> _Stated exercise_: Locate the string "mackerel" in the listing below. Copy every line where it is found.

Stored entries
┌──

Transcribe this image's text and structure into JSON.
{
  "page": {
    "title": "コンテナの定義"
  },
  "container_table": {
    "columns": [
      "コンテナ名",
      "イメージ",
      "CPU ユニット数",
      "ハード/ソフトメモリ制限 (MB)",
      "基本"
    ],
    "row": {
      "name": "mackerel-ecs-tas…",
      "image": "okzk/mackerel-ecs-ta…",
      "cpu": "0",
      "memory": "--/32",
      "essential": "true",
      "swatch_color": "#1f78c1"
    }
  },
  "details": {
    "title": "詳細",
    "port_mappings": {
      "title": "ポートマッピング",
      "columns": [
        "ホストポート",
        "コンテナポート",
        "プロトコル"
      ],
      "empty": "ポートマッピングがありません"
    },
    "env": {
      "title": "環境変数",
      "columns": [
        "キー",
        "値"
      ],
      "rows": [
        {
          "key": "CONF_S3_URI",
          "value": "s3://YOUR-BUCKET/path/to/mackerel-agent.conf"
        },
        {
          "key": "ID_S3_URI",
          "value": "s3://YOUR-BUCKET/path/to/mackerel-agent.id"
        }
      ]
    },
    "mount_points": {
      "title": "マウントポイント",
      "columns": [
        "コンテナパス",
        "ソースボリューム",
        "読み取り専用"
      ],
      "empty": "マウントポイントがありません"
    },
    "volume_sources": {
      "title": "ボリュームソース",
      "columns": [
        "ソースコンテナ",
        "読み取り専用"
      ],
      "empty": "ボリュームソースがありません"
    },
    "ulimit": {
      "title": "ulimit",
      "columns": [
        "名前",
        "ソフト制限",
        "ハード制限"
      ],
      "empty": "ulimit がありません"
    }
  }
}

└──

> _Finished task_:
      "name": "mackerel-ecs-tas…",
      "image": "okzk/mackerel-ecs-ta…",
          "value": "s3://YOUR-BUCKET/path/to/mackerel-agent.conf"
          "value": "s3://YOUR-BUCKET/path/to/mackerel-agent.id"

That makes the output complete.